● WHAT IS ASKED
Copy all records verbatim.

Items from a figure collection
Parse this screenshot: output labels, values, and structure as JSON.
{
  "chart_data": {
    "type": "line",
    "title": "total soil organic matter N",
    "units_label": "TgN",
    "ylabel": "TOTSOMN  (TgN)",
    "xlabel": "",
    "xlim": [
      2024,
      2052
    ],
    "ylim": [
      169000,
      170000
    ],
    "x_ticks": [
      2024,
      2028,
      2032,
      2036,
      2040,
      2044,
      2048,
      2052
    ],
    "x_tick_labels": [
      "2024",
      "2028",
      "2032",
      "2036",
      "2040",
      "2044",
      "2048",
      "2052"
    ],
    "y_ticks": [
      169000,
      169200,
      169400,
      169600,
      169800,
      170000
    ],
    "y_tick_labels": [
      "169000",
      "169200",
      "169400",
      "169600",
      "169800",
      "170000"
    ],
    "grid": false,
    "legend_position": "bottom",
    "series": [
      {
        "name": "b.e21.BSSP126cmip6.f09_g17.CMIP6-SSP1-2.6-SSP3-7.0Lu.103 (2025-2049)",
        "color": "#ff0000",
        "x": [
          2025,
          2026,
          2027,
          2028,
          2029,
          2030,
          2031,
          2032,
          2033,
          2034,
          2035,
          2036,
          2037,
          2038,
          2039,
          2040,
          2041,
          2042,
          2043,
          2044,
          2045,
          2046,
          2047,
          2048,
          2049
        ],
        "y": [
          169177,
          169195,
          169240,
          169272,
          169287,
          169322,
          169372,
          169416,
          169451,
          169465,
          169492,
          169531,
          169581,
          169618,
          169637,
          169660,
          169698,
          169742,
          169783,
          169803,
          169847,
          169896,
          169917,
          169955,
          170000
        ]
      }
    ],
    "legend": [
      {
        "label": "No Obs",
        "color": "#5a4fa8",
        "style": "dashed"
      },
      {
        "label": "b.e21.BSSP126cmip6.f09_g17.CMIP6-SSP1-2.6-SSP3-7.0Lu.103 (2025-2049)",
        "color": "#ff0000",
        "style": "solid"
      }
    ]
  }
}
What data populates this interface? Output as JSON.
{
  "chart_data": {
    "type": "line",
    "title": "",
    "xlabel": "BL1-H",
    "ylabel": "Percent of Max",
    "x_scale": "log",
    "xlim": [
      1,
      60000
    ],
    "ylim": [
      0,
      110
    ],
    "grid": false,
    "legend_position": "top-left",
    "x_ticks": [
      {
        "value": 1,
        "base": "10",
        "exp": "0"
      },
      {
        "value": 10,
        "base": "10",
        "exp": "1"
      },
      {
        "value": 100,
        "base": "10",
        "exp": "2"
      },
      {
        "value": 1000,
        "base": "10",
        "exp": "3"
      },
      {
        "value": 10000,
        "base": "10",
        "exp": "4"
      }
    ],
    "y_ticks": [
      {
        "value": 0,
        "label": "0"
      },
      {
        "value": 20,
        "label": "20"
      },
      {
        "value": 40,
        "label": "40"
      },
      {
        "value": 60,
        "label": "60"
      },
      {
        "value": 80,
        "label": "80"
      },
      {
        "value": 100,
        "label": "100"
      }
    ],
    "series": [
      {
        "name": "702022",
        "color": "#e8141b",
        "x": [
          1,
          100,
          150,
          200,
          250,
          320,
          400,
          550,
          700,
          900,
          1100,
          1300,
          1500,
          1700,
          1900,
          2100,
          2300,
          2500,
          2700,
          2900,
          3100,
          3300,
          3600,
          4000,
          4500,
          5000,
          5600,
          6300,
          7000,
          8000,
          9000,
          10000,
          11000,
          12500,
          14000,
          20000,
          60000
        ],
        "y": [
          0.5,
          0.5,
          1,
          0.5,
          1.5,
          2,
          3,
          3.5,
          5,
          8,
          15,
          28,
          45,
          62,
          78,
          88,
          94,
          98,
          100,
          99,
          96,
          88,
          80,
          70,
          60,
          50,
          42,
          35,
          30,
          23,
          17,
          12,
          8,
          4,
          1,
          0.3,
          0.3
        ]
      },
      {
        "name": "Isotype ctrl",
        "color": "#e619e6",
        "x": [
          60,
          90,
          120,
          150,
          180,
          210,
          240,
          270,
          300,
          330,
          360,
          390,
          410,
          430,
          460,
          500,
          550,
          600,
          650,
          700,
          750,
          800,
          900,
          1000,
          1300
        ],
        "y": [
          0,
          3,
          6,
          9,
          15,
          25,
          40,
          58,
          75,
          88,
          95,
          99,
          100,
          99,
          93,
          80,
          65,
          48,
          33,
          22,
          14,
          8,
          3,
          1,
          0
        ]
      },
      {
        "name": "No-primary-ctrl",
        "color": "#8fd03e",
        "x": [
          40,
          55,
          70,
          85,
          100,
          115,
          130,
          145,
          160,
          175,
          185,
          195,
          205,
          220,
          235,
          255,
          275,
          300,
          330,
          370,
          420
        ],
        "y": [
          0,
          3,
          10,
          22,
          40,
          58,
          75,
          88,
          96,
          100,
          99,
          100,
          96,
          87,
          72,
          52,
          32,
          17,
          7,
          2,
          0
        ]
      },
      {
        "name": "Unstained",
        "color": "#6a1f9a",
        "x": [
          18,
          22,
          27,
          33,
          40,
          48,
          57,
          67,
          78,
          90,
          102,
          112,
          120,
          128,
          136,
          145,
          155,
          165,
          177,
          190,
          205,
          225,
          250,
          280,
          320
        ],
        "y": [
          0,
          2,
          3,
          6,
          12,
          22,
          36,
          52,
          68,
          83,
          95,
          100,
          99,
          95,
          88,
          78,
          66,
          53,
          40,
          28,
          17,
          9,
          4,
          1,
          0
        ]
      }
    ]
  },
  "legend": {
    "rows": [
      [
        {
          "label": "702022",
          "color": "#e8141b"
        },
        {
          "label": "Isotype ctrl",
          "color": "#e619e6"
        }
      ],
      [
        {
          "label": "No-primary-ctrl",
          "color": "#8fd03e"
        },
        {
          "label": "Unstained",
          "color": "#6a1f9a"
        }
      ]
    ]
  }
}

● RESULT OF THE EXERCISE
Parse this screenshot: output labels, values, and structure as JSON.
{
  "chart_data": {
    "type": "line",
    "title": "total soil organic matter N",
    "units_label": "TgN",
    "ylabel": "TOTSOMN  (TgN)",
    "xlabel": "",
    "xlim": [
      2024,
      2052
    ],
    "ylim": [
      169000,
      170000
    ],
    "x_ticks": [
      2024,
      2028,
      2032,
      2036,
      2040,
      2044,
      2048,
      2052
    ],
    "x_tick_labels": [
      "2024",
      "2028",
      "2032",
      "2036",
      "2040",
      "2044",
      "2048",
      "2052"
    ],
    "y_ticks": [
      169000,
      169200,
      169400,
      169600,
      169800,
      170000
    ],
    "y_tick_labels": [
      "169000",
      "169200",
      "169400",
      "169600",
      "169800",
      "170000"
    ],
    "grid": false,
    "legend_position": "bottom",
    "series": [
      {
        "name": "b.e21.BSSP126cmip6.f09_g17.CMIP6-SSP1-2.6-SSP3-7.0Lu.103 (2025-2049)",
        "color": "#ff0000",
        "x": [
          2025,
          2026,
          2027,
          2028,
          2029,
          2030,
          2031,
          2032,
          2033,
          2034,
          2035,
          2036,
          2037,
          2038,
          2039,
          2040,
          2041,
          2042,
          2043,
          2044,
          2045,
          2046,
          2047,
          2048,
          2049
        ],
        "y": [
          169177,
          169195,
          169240,
          169272,
          169287,
          169322,
          169372,
          169416,
          169451,
          169465,
          169492,
          169531,
          169581,
          169618,
          169637,
          169660,
          169698,
          169742,
          169783,
          169803,
          169847,
          169896,
          169917,
          169955,
          170000
        ]
      }
    ],
    "legend": [
      {
        "label": "No Obs",
        "color": "#5a4fa8",
        "style": "dashed"
      },
      {
        "label": "b.e21.BSSP126cmip6.f09_g17.CMIP6-SSP1-2.6-SSP3-7.0Lu.103 (2025-2049)",
        "color": "#ff0000",
        "style": "solid"
      }
    ]
  }
}
What data populates this interface? Output as JSON.
{
  "chart_data": {
    "type": "line",
    "title": "",
    "xlabel": "BL1-H",
    "ylabel": "Percent of Max",
    "x_scale": "log",
    "xlim": [
      1,
      60000
    ],
    "ylim": [
      0,
      110
    ],
    "grid": false,
    "legend_position": "top-left",
    "x_ticks": [
      {
        "value": 1,
        "base": "10",
        "exp": "0"
      },
      {
        "value": 10,
        "base": "10",
        "exp": "1"
      },
      {
        "value": 100,
        "base": "10",
        "exp": "2"
      },
      {
        "value": 1000,
        "base": "10",
        "exp": "3"
      },
      {
        "value": 10000,
        "base": "10",
        "exp": "4"
      }
    ],
    "y_ticks": [
      {
        "value": 0,
        "label": "0"
      },
      {
        "value": 20,
        "label": "20"
      },
      {
        "value": 40,
        "label": "40"
      },
      {
        "value": 60,
        "label": "60"
      },
      {
        "value": 80,
        "label": "80"
      },
      {
        "value": 100,
        "label": "100"
      }
    ],
    "series": [
      {
        "name": "702022",
        "color": "#e8141b",
        "x": [
          1,
          100,
          150,
          200,
          250,
          320,
          400,
          550,
          700,
          900,
          1100,
          1300,
          1500,
          1700,
          1900,
          2100,
          2300,
          2500,
          2700,
          2900,
          3100,
          3300,
          3600,
          4000,
          4500,
          5000,
          5600,
          6300,
          7000,
          8000,
          9000,
          10000,
          11000,
          12500,
          14000,
          20000,
          60000
        ],
        "y": [
          0.5,
          0.5,
          1,
          0.5,
          1.5,
          2,
          3,
          3.5,
          5,
          8,
          15,
          28,
          45,
          62,
          78,
          88,
          94,
          98,
          100,
          99,
          96,
          88,
          80,
          70,
          60,
          50,
          42,
          35,
          30,
          23,
          17,
          12,
          8,
          4,
          1,
          0.3,
          0.3
        ]
      },
      {
        "name": "Isotype ctrl",
        "color": "#e619e6",
        "x": [
          60,
          90,
          120,
          150,
          180,
          210,
          240,
          270,
          300,
          330,
          360,
          390,
          410,
          430,
          460,
          500,
          550,
          600,
          650,
          700,
          750,
          800,
          900,
          1000,
          1300
        ],
        "y": [
          0,
          3,
          6,
          9,
          15,
          25,
          40,
          58,
          75,
          88,
          95,
          99,
          100,
          99,
          93,
          80,
          65,
          48,
          33,
          22,
          14,
          8,
          3,
          1,
          0
        ]
      },
      {
        "name": "No-primary-ctrl",
        "color": "#8fd03e",
        "x": [
          40,
          55,
          70,
          85,
          100,
          115,
          130,
          145,
          160,
          175,
          185,
          195,
          205,
          220,
          235,
          255,
          275,
          300,
          330,
          370,
          420
        ],
        "y": [
          0,
          3,
          10,
          22,
          40,
          58,
          75,
          88,
          96,
          100,
          99,
          100,
          96,
          87,
          72,
          52,
          32,
          17,
          7,
          2,
          0
        ]
      },
      {
        "name": "Unstained",
        "color": "#6a1f9a",
        "x": [
          18,
          22,
          27,
          33,
          40,
          48,
          57,
          67,
          78,
          90,
          102,
          112,
          120,
          128,
          136,
          145,
          155,
          165,
          177,
          190,
          205,
          225,
          250,
          280,
          320
        ],
        "y": [
          0,
          2,
          3,
          6,
          12,
          22,
          36,
          52,
          68,
          83,
          95,
          100,
          99,
          95,
          88,
          78,
          66,
          53,
          40,
          28,
          17,
          9,
          4,
          1,
          0
        ]
      }
    ]
  },
  "legend": {
    "rows": [
      [
        {
          "label": "702022",
          "color": "#e8141b"
        },
        {
          "label": "Isotype ctrl",
          "color": "#e619e6"
        }
      ],
      [
        {
          "label": "No-primary-ctrl",
          "color": "#8fd03e"
        },
        {
          "label": "Unstained",
          "color": "#6a1f9a"
        }
      ]
    ]
  }
}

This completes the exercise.